**Records for processing:**

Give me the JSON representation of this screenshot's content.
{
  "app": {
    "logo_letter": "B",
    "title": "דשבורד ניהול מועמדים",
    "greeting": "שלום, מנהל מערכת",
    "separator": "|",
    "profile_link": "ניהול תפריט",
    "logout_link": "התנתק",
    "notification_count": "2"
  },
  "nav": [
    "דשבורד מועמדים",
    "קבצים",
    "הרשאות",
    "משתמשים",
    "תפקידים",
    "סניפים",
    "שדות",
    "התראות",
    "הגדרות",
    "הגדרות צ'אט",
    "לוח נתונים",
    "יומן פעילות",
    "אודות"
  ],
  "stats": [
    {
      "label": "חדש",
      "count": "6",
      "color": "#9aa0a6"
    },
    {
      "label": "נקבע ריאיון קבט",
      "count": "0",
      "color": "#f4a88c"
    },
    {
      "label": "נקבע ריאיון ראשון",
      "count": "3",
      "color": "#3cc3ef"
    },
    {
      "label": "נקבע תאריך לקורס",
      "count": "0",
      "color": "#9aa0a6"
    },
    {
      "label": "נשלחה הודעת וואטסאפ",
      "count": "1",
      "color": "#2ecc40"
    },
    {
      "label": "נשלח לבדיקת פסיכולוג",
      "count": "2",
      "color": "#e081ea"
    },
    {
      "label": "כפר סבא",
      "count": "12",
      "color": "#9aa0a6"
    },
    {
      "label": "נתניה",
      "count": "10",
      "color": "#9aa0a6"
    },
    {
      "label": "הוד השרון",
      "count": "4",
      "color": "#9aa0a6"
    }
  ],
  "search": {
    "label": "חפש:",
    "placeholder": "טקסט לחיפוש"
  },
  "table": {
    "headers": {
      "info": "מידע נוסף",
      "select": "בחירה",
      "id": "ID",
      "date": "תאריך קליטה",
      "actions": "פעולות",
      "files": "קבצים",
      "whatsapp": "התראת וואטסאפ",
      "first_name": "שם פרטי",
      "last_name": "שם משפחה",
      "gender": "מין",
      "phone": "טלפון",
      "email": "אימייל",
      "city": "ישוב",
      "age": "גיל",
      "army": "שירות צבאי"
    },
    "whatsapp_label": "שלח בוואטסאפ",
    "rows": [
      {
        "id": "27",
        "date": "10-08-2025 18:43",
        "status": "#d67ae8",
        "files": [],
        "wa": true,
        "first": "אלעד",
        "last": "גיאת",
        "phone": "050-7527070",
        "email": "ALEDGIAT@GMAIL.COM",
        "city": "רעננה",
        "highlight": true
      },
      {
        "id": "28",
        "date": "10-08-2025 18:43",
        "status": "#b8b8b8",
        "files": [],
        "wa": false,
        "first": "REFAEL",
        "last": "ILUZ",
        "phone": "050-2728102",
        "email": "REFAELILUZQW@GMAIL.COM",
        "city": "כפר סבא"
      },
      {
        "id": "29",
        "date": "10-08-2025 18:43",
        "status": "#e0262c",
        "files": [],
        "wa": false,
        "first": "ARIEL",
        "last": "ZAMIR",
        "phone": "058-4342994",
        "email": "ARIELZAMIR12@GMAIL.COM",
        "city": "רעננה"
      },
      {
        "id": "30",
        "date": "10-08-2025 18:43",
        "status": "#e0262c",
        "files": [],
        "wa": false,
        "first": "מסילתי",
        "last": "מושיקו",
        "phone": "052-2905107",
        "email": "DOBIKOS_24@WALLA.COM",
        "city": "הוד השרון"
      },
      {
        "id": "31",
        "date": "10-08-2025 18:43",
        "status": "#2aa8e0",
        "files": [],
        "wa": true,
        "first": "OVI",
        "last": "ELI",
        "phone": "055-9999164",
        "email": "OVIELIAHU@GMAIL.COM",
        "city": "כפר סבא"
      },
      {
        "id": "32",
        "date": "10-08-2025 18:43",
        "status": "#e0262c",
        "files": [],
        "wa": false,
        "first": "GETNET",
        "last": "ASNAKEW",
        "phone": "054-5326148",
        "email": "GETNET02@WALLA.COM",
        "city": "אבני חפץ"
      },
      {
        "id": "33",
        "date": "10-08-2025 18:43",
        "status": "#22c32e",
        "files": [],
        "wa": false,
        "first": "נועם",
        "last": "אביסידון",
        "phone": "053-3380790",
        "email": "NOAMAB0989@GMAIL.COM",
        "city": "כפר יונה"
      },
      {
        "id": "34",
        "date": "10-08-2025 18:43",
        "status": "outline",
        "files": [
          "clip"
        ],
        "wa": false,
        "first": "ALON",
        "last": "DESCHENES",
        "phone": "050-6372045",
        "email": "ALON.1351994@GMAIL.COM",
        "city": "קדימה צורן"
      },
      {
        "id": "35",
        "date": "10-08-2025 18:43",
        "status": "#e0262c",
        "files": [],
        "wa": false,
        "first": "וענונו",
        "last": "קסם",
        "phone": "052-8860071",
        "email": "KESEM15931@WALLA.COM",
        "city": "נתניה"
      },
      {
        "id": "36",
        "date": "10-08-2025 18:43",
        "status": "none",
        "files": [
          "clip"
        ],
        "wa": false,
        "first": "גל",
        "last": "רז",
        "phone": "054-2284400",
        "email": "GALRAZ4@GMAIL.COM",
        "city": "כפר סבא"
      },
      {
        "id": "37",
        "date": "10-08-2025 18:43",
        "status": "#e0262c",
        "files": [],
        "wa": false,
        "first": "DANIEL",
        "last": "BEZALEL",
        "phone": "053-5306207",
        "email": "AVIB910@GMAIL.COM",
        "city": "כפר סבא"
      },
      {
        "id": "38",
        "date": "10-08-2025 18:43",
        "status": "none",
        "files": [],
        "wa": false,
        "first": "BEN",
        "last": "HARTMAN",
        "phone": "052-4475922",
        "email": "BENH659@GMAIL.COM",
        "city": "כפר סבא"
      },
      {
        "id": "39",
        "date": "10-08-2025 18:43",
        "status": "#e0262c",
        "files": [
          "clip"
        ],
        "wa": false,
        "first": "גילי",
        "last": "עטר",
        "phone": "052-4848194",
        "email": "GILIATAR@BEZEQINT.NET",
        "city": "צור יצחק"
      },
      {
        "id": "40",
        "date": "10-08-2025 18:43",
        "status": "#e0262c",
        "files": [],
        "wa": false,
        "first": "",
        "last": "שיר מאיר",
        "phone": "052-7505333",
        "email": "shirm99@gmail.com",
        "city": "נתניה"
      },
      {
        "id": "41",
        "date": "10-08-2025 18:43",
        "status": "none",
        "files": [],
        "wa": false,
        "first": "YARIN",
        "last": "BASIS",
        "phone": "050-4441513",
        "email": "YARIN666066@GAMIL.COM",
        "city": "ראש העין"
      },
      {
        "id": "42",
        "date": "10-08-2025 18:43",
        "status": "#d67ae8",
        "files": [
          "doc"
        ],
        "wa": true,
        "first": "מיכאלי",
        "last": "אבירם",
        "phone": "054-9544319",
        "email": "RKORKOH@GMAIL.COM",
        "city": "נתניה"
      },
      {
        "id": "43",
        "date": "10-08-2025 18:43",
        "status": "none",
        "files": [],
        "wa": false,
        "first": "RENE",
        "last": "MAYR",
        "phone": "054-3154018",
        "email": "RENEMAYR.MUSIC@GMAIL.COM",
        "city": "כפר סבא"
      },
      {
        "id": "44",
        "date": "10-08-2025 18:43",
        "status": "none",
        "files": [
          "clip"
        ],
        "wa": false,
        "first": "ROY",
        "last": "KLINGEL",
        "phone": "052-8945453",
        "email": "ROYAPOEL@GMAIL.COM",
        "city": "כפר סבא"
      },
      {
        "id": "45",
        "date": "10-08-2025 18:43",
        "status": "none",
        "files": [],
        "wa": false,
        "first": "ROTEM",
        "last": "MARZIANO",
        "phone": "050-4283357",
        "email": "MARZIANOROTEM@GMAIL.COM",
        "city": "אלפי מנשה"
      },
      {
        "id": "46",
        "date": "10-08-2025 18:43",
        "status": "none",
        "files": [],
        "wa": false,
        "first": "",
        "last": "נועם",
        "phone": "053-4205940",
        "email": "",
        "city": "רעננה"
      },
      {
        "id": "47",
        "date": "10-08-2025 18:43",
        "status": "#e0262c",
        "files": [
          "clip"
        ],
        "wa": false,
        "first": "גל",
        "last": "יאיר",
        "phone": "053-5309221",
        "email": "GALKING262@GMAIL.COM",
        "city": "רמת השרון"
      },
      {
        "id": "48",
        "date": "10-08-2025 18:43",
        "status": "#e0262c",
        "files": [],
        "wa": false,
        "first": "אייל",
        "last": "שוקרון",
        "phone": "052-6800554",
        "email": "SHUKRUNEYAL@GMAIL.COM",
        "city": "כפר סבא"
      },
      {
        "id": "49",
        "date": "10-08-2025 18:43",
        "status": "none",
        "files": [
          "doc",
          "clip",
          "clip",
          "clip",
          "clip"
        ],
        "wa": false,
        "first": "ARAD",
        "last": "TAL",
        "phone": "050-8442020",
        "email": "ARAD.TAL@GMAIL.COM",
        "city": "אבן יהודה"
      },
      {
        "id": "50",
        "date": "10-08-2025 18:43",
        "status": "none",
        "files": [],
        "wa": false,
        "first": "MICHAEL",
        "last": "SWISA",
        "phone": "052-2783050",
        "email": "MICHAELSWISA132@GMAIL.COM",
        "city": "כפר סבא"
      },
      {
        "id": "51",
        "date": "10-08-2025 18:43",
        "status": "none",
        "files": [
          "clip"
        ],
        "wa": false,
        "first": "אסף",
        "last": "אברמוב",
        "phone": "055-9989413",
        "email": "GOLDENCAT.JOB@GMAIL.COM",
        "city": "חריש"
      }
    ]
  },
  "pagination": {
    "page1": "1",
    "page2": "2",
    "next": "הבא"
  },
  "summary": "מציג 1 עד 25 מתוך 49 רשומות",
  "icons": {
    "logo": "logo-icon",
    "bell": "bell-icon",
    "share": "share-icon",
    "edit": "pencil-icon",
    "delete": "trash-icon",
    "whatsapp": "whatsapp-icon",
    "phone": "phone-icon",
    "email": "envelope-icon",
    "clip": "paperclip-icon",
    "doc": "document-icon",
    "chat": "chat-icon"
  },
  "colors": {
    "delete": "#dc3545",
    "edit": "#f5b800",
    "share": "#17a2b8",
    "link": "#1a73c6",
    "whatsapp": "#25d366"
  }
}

**Your instructions:** Your answer should be a single number: the count of lines in the data that include the word "דשבורד".

**Exercise output:** 2